Saved entries:
Start
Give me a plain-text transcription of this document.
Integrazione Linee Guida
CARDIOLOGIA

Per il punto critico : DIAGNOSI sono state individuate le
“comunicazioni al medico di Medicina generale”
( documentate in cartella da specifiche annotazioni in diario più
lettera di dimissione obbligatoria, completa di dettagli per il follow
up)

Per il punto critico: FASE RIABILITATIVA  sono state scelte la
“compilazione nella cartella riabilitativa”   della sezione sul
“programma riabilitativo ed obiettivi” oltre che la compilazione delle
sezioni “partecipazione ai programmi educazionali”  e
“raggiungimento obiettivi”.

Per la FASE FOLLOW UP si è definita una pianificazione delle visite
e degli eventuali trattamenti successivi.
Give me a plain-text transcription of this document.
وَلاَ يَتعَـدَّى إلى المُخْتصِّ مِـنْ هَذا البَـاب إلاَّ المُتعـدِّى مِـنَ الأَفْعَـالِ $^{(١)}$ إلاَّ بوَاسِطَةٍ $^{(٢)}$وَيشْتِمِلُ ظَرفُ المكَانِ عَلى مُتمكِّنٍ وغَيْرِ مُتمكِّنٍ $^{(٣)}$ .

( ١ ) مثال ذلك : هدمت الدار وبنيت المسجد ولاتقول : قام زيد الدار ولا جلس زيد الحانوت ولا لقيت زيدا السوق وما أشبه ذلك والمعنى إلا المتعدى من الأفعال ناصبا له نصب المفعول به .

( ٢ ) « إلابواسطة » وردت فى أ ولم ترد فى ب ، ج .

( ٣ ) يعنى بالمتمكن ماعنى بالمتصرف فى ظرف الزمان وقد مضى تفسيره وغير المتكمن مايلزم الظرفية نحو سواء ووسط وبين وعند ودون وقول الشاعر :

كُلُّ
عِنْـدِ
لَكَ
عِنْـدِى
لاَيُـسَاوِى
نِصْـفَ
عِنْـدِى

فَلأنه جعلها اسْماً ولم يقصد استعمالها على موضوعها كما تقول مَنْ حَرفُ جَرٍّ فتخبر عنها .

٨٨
End
Start
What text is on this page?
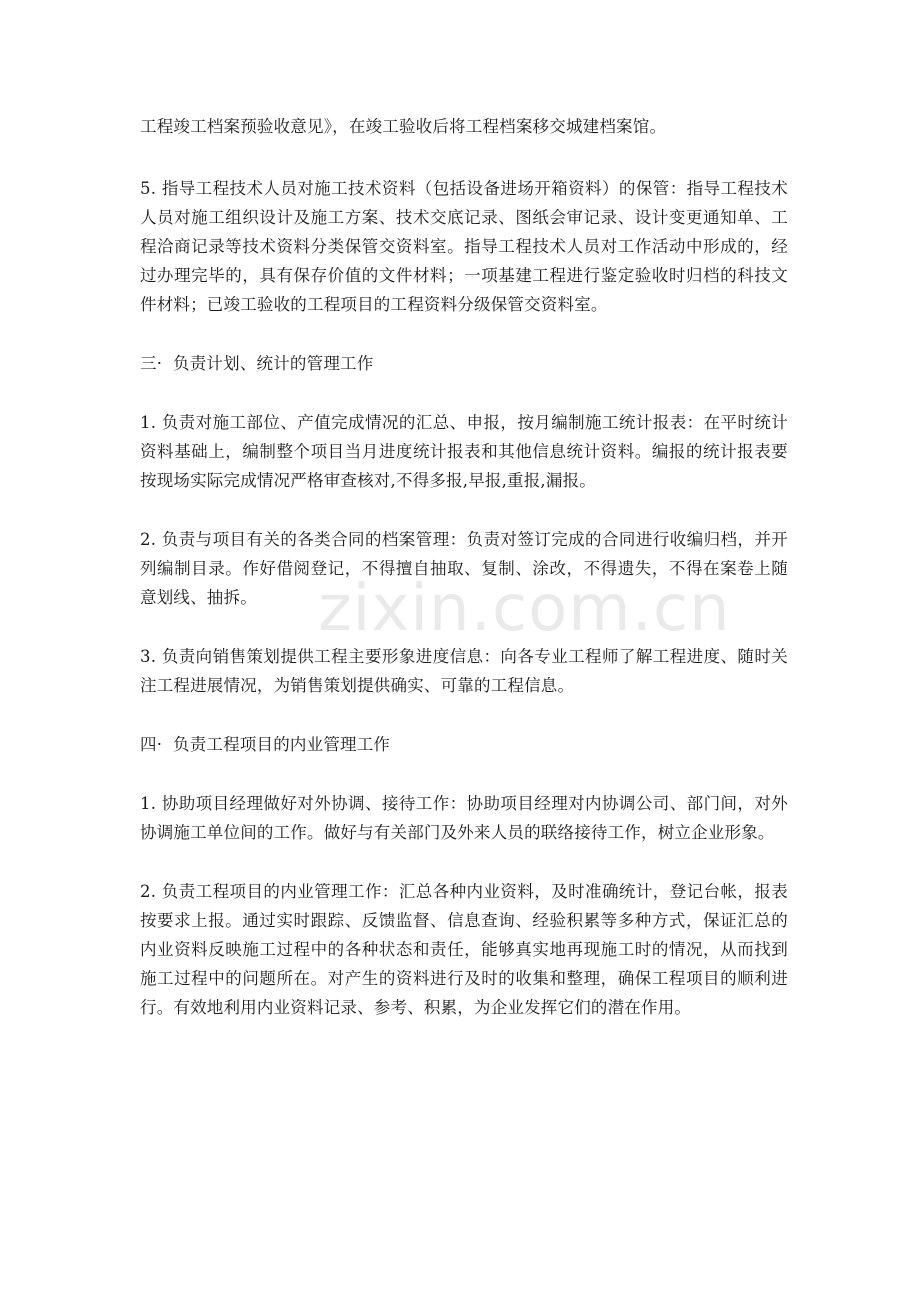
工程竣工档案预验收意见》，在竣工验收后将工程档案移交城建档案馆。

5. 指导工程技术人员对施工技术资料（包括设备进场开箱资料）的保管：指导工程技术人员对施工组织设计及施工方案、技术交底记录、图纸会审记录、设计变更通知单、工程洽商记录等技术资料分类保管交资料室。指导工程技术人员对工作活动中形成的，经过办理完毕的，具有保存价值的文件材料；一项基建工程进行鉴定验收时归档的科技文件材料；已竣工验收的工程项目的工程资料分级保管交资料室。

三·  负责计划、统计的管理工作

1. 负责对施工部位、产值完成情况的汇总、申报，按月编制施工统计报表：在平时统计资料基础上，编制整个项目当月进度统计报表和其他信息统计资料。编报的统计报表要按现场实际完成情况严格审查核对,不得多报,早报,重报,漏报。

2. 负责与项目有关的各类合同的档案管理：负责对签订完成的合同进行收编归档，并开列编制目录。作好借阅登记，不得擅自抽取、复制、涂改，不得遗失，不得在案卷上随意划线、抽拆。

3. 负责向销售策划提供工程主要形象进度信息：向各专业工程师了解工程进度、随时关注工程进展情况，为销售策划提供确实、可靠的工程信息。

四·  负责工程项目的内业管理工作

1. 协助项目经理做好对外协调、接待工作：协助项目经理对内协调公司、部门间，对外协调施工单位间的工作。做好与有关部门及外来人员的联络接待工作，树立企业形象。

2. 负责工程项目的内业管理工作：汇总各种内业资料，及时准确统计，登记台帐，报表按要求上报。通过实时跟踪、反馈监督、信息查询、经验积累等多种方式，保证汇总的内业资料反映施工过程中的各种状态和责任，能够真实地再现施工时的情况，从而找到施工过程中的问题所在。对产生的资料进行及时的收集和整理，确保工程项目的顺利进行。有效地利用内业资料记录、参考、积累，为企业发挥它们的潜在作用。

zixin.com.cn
End
Your objective: Identify the lines in the entries that hold "critico" and return each one.

Written reply:
Per il punto critico : DIAGNOSI sono state individuate le
Per il punto critico: FASE RIABILITATIVA  sono state scelte la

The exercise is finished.